▶ [Written task]:
Work through the data below and give the number of lines holding "是指有产权证的独立房产", nothing more.

▶ [Source records]:
────────────────────────────────────────
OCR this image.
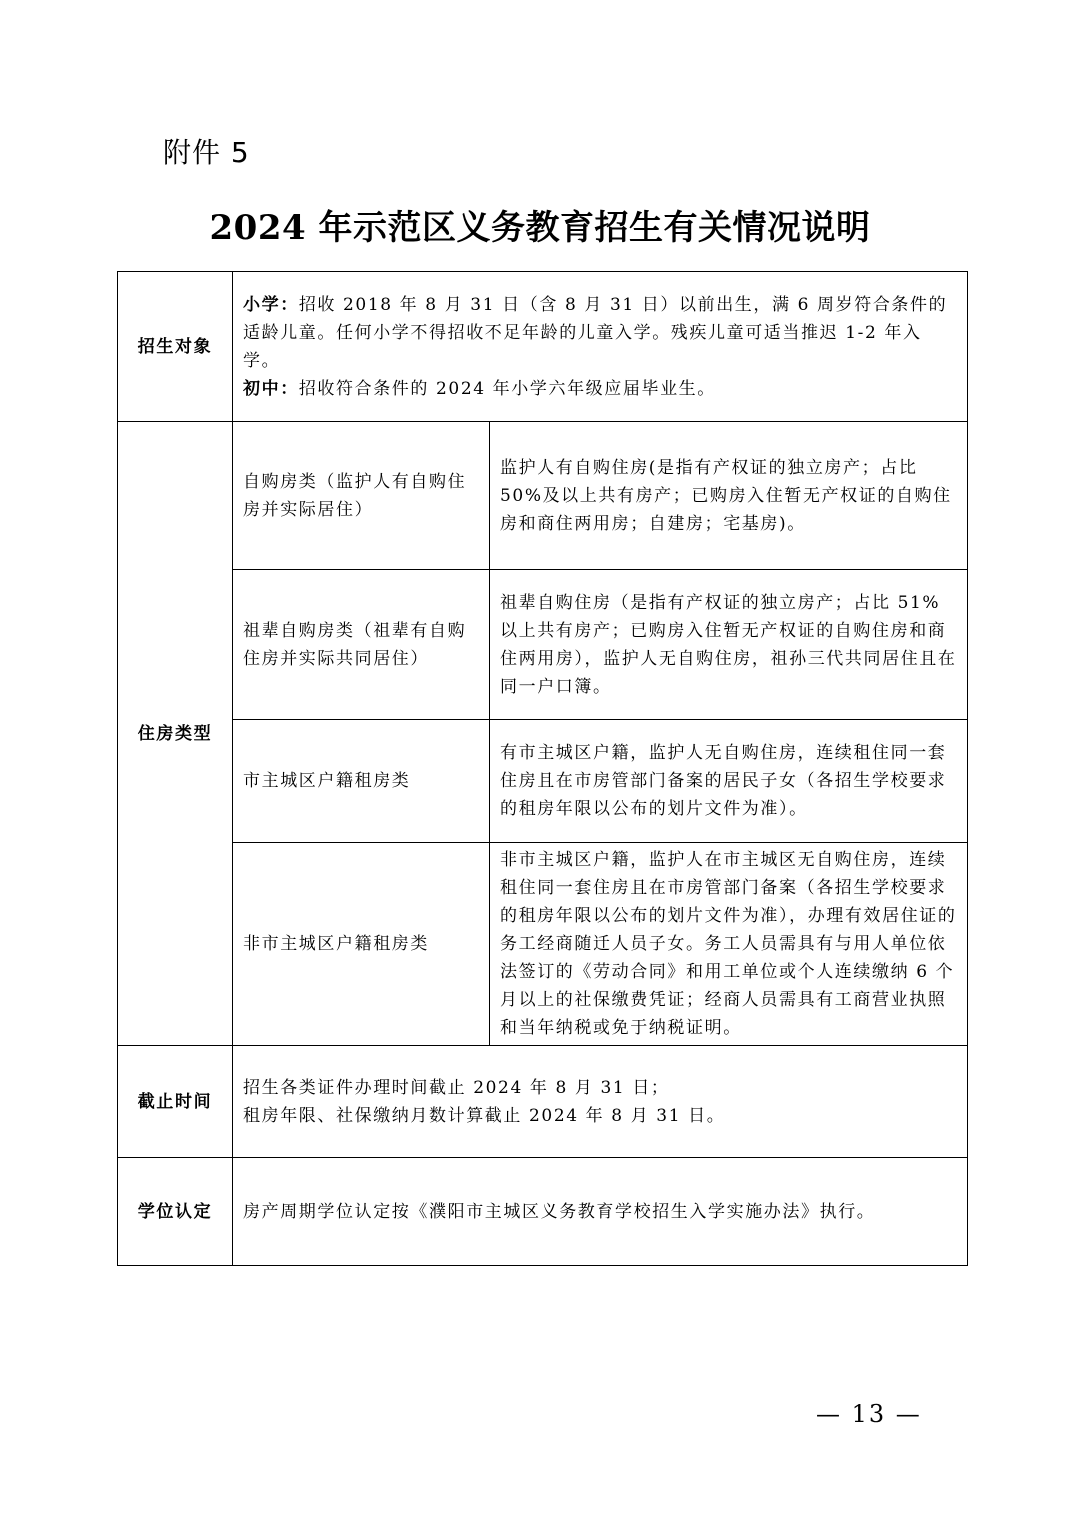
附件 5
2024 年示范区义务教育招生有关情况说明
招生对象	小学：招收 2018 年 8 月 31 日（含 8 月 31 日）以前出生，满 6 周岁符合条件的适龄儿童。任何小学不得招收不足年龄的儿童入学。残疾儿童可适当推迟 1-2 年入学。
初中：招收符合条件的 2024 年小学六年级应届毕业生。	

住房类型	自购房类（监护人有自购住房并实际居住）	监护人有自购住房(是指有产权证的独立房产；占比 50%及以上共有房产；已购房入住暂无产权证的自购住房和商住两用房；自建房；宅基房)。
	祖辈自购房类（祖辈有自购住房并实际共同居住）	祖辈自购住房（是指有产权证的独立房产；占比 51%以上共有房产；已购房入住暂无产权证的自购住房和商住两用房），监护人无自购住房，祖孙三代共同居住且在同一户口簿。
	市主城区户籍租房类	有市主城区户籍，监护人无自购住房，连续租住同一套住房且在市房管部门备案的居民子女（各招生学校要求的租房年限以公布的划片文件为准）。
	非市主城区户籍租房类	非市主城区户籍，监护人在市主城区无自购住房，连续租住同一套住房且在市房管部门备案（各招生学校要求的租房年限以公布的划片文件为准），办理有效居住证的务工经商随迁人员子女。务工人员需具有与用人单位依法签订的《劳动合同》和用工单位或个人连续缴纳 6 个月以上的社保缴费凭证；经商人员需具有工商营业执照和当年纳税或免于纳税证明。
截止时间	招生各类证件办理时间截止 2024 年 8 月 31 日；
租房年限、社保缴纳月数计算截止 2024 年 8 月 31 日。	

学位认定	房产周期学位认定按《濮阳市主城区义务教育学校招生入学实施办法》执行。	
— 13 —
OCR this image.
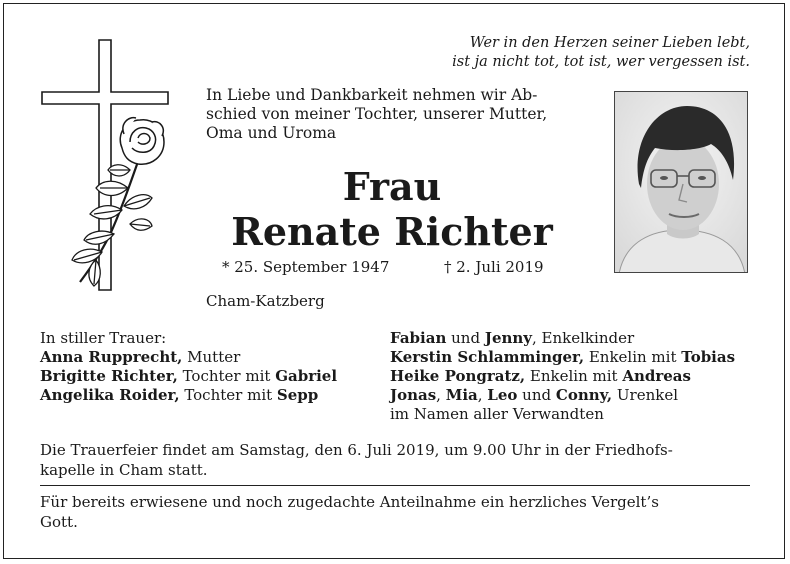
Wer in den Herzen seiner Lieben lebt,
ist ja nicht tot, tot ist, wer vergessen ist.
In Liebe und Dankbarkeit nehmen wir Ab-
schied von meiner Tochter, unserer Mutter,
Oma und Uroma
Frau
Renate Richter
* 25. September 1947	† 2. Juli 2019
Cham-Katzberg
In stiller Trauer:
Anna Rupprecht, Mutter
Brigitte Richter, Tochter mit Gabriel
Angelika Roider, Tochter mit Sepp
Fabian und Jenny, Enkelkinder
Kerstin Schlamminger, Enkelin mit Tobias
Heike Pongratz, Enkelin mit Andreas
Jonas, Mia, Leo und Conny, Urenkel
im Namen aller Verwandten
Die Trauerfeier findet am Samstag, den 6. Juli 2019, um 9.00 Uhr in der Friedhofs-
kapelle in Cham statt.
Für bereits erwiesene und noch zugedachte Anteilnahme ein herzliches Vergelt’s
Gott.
────────────────────────────────────────
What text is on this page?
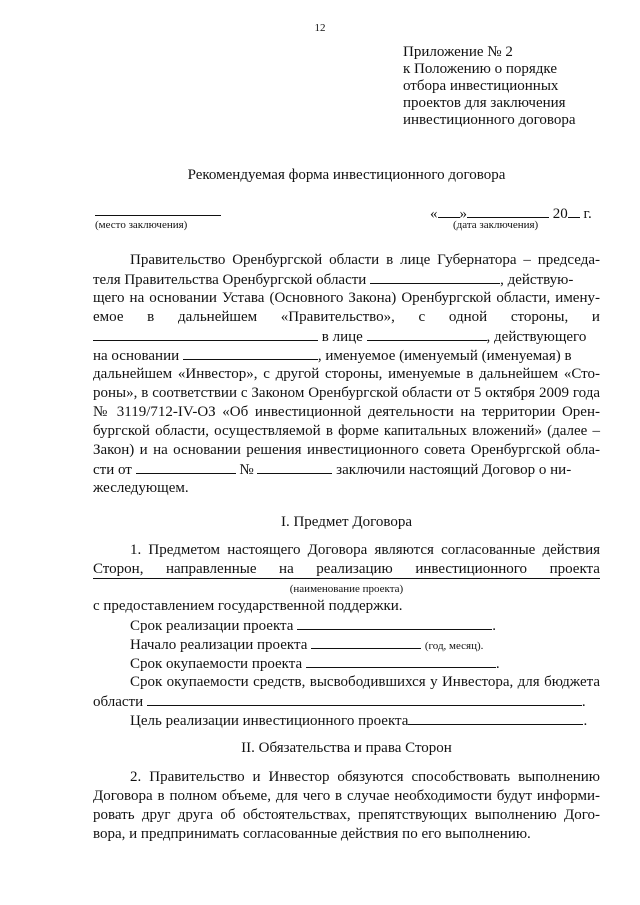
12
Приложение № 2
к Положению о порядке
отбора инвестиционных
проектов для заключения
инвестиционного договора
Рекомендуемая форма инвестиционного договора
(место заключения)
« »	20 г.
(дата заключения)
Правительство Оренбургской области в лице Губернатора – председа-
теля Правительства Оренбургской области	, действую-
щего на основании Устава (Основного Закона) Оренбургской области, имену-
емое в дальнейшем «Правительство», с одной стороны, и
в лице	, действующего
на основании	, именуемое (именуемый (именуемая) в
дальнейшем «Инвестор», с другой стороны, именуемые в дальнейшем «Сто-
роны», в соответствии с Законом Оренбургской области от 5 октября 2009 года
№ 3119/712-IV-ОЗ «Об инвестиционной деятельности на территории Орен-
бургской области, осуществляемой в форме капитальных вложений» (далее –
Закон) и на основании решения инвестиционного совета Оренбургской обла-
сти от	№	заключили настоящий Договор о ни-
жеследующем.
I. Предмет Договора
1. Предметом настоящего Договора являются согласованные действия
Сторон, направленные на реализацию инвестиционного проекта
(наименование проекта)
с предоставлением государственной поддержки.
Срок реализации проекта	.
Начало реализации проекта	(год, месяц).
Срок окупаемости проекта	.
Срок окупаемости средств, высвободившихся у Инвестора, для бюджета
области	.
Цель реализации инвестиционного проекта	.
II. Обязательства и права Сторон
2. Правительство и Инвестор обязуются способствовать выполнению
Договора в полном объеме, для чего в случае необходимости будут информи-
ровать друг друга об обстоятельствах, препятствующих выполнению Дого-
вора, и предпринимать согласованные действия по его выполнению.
────────────────────────────────────────
▶ [Output for this exercise]:
2